◆ Work to do ◆
Can you pull out each line of the data below that includes the word "color"?

[Records about charts and figures]
** Start **

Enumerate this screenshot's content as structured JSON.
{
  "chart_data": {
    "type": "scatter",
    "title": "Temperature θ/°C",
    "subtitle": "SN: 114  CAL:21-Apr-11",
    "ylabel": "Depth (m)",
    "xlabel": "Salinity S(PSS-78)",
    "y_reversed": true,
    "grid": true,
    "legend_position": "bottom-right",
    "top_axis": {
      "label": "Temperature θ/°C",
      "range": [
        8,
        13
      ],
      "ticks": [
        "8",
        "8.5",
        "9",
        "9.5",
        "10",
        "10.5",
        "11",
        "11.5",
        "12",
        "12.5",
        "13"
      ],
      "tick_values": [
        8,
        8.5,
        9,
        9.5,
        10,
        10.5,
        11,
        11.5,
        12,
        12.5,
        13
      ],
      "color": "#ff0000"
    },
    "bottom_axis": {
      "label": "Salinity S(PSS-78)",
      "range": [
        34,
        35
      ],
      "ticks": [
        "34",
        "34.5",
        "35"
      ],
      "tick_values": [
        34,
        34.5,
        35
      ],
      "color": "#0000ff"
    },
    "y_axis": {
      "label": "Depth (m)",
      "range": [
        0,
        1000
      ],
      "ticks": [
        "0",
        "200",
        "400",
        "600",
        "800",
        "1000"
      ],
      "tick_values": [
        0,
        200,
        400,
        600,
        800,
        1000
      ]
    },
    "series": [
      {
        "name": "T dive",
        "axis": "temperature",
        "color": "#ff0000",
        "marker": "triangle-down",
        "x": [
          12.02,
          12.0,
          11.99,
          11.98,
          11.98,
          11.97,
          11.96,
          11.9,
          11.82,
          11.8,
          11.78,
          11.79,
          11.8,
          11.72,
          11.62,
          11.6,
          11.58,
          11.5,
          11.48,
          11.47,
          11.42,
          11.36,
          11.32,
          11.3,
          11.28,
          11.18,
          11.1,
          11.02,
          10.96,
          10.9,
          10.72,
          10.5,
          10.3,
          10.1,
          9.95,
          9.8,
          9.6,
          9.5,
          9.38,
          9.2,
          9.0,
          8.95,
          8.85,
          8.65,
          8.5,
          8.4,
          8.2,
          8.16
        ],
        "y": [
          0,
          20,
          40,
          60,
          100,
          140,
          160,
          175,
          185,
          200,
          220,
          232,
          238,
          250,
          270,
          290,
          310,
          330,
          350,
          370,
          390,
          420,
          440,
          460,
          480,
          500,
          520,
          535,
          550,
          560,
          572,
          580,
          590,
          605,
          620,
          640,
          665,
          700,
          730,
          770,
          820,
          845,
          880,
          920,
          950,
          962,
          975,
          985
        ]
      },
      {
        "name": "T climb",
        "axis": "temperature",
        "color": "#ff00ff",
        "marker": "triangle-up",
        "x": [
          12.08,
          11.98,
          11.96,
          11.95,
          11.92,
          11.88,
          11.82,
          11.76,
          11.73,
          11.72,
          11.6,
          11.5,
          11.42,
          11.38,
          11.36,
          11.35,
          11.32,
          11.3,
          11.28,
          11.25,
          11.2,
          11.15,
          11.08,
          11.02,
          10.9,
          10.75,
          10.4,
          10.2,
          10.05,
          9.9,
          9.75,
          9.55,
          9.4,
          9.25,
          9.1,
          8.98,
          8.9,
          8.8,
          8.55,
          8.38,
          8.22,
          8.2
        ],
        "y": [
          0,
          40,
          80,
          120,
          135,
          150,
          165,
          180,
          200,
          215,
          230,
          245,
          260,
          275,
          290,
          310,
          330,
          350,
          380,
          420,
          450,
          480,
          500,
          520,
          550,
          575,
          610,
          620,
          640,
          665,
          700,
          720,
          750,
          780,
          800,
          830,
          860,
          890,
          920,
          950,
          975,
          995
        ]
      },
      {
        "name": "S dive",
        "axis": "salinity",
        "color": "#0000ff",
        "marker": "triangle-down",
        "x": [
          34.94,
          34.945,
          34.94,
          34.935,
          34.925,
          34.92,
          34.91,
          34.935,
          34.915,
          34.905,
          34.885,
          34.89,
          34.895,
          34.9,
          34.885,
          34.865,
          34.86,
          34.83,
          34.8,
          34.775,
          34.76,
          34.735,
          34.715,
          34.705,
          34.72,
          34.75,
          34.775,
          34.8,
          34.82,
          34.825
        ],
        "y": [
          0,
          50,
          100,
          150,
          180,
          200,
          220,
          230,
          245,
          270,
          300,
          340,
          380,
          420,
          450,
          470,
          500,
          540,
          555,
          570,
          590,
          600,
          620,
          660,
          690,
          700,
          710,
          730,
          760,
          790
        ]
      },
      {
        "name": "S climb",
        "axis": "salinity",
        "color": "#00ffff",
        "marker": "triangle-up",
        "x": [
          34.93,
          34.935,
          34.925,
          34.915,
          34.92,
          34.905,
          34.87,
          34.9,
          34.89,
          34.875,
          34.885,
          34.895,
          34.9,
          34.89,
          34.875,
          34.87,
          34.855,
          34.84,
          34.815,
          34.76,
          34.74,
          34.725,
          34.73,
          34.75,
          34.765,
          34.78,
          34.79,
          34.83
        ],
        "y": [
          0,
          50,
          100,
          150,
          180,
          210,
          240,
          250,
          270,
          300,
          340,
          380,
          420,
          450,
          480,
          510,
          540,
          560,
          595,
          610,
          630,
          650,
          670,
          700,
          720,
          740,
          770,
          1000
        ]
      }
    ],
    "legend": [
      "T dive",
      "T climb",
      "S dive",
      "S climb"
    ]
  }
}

** End **

◆ Written solution ◆
      "color": "#ff0000"
      "color": "#0000ff"
        "color": "#ff0000",
        "color": "#ff00ff",
        "color": "#0000ff",
        "color": "#00ffff",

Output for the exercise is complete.